Written exercise: The entries below should be transcribed in their entirety, exactly as written.
>> START
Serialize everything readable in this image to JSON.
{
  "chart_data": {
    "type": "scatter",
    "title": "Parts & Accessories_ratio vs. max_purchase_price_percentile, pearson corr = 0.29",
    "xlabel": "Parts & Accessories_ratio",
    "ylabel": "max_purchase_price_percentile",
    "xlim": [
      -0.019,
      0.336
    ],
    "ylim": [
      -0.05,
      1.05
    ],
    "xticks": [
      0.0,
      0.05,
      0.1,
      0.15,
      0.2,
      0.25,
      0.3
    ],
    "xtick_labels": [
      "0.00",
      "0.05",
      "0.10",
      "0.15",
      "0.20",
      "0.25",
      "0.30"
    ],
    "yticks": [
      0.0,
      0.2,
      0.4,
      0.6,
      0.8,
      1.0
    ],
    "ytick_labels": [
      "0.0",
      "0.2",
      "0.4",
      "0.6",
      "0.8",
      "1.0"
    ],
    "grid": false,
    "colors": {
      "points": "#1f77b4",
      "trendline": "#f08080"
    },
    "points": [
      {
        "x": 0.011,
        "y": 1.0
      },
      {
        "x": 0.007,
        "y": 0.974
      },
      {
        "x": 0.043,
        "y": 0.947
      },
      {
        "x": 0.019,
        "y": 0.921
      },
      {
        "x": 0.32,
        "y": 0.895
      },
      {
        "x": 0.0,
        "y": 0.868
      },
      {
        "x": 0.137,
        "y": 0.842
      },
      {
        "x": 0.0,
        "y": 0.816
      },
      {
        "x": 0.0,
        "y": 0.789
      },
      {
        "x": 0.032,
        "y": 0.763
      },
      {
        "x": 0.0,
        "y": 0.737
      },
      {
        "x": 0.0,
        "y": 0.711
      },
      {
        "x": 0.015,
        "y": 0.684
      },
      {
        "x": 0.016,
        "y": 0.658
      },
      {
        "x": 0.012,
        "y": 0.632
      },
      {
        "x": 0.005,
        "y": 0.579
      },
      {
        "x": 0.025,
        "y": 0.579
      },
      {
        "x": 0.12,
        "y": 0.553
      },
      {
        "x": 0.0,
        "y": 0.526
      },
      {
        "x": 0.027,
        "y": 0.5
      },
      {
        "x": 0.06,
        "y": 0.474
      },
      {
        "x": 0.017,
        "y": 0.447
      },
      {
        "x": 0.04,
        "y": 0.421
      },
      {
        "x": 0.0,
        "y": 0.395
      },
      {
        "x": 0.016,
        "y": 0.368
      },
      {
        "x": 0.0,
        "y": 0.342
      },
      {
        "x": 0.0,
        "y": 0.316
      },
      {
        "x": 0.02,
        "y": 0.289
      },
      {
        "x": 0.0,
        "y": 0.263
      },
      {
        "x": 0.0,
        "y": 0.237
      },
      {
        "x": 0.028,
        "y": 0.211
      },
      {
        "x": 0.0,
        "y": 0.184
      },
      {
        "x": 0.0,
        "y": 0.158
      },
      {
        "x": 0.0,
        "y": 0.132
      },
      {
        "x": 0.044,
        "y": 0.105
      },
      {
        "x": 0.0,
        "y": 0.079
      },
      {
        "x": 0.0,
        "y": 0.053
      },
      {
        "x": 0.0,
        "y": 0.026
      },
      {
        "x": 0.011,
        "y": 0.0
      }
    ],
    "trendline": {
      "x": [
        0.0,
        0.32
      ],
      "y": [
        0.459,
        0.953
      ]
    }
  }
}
>> END
Answer to the task:
Serialize everything readable in this image to JSON.
{
  "chart_data": {
    "type": "scatter",
    "title": "Parts & Accessories_ratio vs. max_purchase_price_percentile, pearson corr = 0.29",
    "xlabel": "Parts & Accessories_ratio",
    "ylabel": "max_purchase_price_percentile",
    "xlim": [
      -0.019,
      0.336
    ],
    "ylim": [
      -0.05,
      1.05
    ],
    "xticks": [
      0.0,
      0.05,
      0.1,
      0.15,
      0.2,
      0.25,
      0.3
    ],
    "xtick_labels": [
      "0.00",
      "0.05",
      "0.10",
      "0.15",
      "0.20",
      "0.25",
      "0.30"
    ],
    "yticks": [
      0.0,
      0.2,
      0.4,
      0.6,
      0.8,
      1.0
    ],
    "ytick_labels": [
      "0.0",
      "0.2",
      "0.4",
      "0.6",
      "0.8",
      "1.0"
    ],
    "grid": false,
    "colors": {
      "points": "#1f77b4",
      "trendline": "#f08080"
    },
    "points": [
      {
        "x": 0.011,
        "y": 1.0
      },
      {
        "x": 0.007,
        "y": 0.974
      },
      {
        "x": 0.043,
        "y": 0.947
      },
      {
        "x": 0.019,
        "y": 0.921
      },
      {
        "x": 0.32,
        "y": 0.895
      },
      {
        "x": 0.0,
        "y": 0.868
      },
      {
        "x": 0.137,
        "y": 0.842
      },
      {
        "x": 0.0,
        "y": 0.816
      },
      {
        "x": 0.0,
        "y": 0.789
      },
      {
        "x": 0.032,
        "y": 0.763
      },
      {
        "x": 0.0,
        "y": 0.737
      },
      {
        "x": 0.0,
        "y": 0.711
      },
      {
        "x": 0.015,
        "y": 0.684
      },
      {
        "x": 0.016,
        "y": 0.658
      },
      {
        "x": 0.012,
        "y": 0.632
      },
      {
        "x": 0.005,
        "y": 0.579
      },
      {
        "x": 0.025,
        "y": 0.579
      },
      {
        "x": 0.12,
        "y": 0.553
      },
      {
        "x": 0.0,
        "y": 0.526
      },
      {
        "x": 0.027,
        "y": 0.5
      },
      {
        "x": 0.06,
        "y": 0.474
      },
      {
        "x": 0.017,
        "y": 0.447
      },
      {
        "x": 0.04,
        "y": 0.421
      },
      {
        "x": 0.0,
        "y": 0.395
      },
      {
        "x": 0.016,
        "y": 0.368
      },
      {
        "x": 0.0,
        "y": 0.342
      },
      {
        "x": 0.0,
        "y": 0.316
      },
      {
        "x": 0.02,
        "y": 0.289
      },
      {
        "x": 0.0,
        "y": 0.263
      },
      {
        "x": 0.0,
        "y": 0.237
      },
      {
        "x": 0.028,
        "y": 0.211
      },
      {
        "x": 0.0,
        "y": 0.184
      },
      {
        "x": 0.0,
        "y": 0.158
      },
      {
        "x": 0.0,
        "y": 0.132
      },
      {
        "x": 0.044,
        "y": 0.105
      },
      {
        "x": 0.0,
        "y": 0.079
      },
      {
        "x": 0.0,
        "y": 0.053
      },
      {
        "x": 0.0,
        "y": 0.026
      },
      {
        "x": 0.011,
        "y": 0.0
      }
    ],
    "trendline": {
      "x": [
        0.0,
        0.32
      ],
      "y": [
        0.459,
        0.953
      ]
    }
  }
}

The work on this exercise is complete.